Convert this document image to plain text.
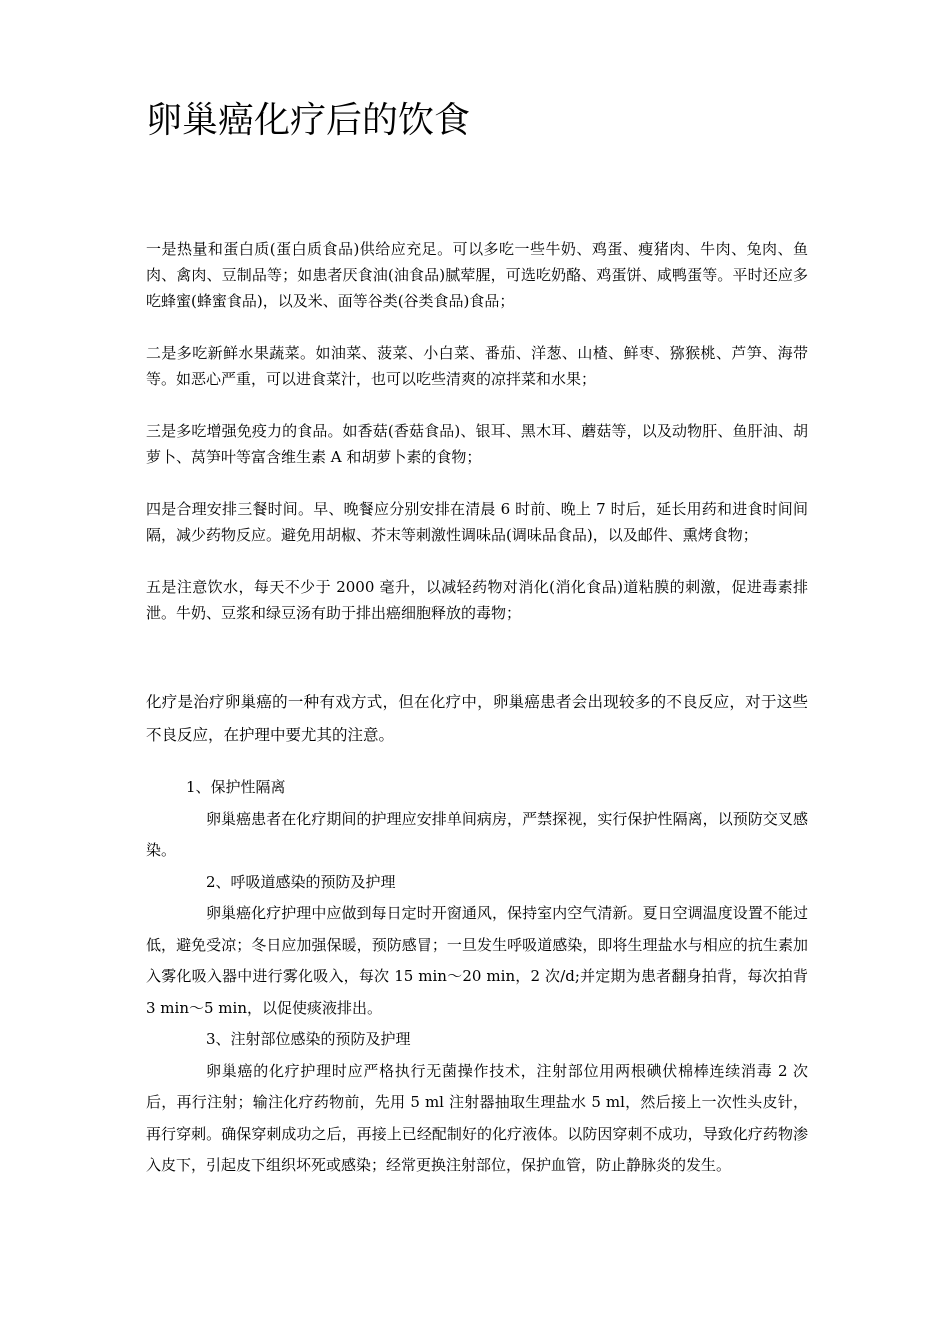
卵巢癌化疗后的饮食

一是热量和蛋白质(蛋白质食品)供给应充足。可以多吃一些牛奶、鸡蛋、瘦猪肉、牛肉、兔肉、鱼肉、禽肉、豆制品等；如患者厌食油(油食品)腻荤腥，可选吃奶酪、鸡蛋饼、咸鸭蛋等。平时还应多吃蜂蜜(蜂蜜食品)，以及米、面等谷类(谷类食品)食品；

二是多吃新鲜水果蔬菜。如油菜、菠菜、小白菜、番茄、洋葱、山楂、鲜枣、猕猴桃、芦笋、海带等。如恶心严重，可以进食菜汁，也可以吃些清爽的凉拌菜和水果；

三是多吃增强免疫力的食品。如香菇(香菇食品)、银耳、黑木耳、蘑菇等，以及动物肝、鱼肝油、胡萝卜、莴笋叶等富含维生素 A 和胡萝卜素的食物；

四是合理安排三餐时间。早、晚餐应分别安排在清晨 6 时前、晚上 7 时后，延长用药和进食时间间隔，减少药物反应。避免用胡椒、芥末等刺激性调味品(调味品食品)，以及邮件、熏烤食物；

五是注意饮水，每天不少于 2000 毫升，以减轻药物对消化(消化食品)道粘膜的刺激，促进毒素排泄。牛奶、豆浆和绿豆汤有助于排出癌细胞释放的毒物；

化疗是治疗卵巢癌的一种有戏方式，但在化疗中，卵巢癌患者会出现较多的不良反应，对于这些不良反应，在护理中要尤其的注意。

1、保护性隔离

卵巢癌患者在化疗期间的护理应安排单间病房，严禁探视，实行保护性隔离，以预防交叉感染。

2、呼吸道感染的预防及护理

卵巢癌化疗护理中应做到每日定时开窗通风，保持室内空气清新。夏日空调温度设置不能过低，避免受凉；冬日应加强保暖，预防感冒；一旦发生呼吸道感染，即将生理盐水与相应的抗生素加入雾化吸入器中进行雾化吸入，每次 15 min～20 min，2 次/d;并定期为患者翻身拍背，每次拍背 3 min～5 min，以促使痰液排出。

3、注射部位感染的预防及护理

卵巢癌的化疗护理时应严格执行无菌操作技术，注射部位用两根碘伏棉棒连续消毒 2 次后，再行注射；输注化疗药物前，先用 5 ml 注射器抽取生理盐水 5 ml，然后接上一次性头皮针，再行穿刺。确保穿刺成功之后，再接上已经配制好的化疗液体。以防因穿刺不成功，导致化疗药物渗入皮下，引起皮下组织坏死或感染；经常更换注射部位，保护血管，防止静脉炎的发生。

> Your instructions
Pictures in the records above are not copied; print everything else exactly.

> Full response
Convert this document image to plain text.
卵巢癌化疗后的饮食

一是热量和蛋白质(蛋白质食品)供给应充足。可以多吃一些牛奶、鸡蛋、瘦猪肉、牛肉、兔肉、鱼肉、禽肉、豆制品等；如患者厌食油(油食品)腻荤腥，可选吃奶酪、鸡蛋饼、咸鸭蛋等。平时还应多吃蜂蜜(蜂蜜食品)，以及米、面等谷类(谷类食品)食品；

二是多吃新鲜水果蔬菜。如油菜、菠菜、小白菜、番茄、洋葱、山楂、鲜枣、猕猴桃、芦笋、海带等。如恶心严重，可以进食菜汁，也可以吃些清爽的凉拌菜和水果；

三是多吃增强免疫力的食品。如香菇(香菇食品)、银耳、黑木耳、蘑菇等，以及动物肝、鱼肝油、胡萝卜、莴笋叶等富含维生素 A 和胡萝卜素的食物；

四是合理安排三餐时间。早、晚餐应分别安排在清晨 6 时前、晚上 7 时后，延长用药和进食时间间隔，减少药物反应。避免用胡椒、芥末等刺激性调味品(调味品食品)，以及邮件、熏烤食物；

五是注意饮水，每天不少于 2000 毫升，以减轻药物对消化(消化食品)道粘膜的刺激，促进毒素排泄。牛奶、豆浆和绿豆汤有助于排出癌细胞释放的毒物；

化疗是治疗卵巢癌的一种有戏方式，但在化疗中，卵巢癌患者会出现较多的不良反应，对于这些不良反应，在护理中要尤其的注意。

1、保护性隔离

卵巢癌患者在化疗期间的护理应安排单间病房，严禁探视，实行保护性隔离，以预防交叉感染。

2、呼吸道感染的预防及护理

卵巢癌化疗护理中应做到每日定时开窗通风，保持室内空气清新。夏日空调温度设置不能过低，避免受凉；冬日应加强保暖，预防感冒；一旦发生呼吸道感染，即将生理盐水与相应的抗生素加入雾化吸入器中进行雾化吸入，每次 15 min～20 min，2 次/d;并定期为患者翻身拍背，每次拍背 3 min～5 min，以促使痰液排出。

3、注射部位感染的预防及护理

卵巢癌的化疗护理时应严格执行无菌操作技术，注射部位用两根碘伏棉棒连续消毒 2 次后，再行注射；输注化疗药物前，先用 5 ml 注射器抽取生理盐水 5 ml，然后接上一次性头皮针，再行穿刺。确保穿刺成功之后，再接上已经配制好的化疗液体。以防因穿刺不成功，导致化疗药物渗入皮下，引起皮下组织坏死或感染；经常更换注射部位，保护血管，防止静脉炎的发生。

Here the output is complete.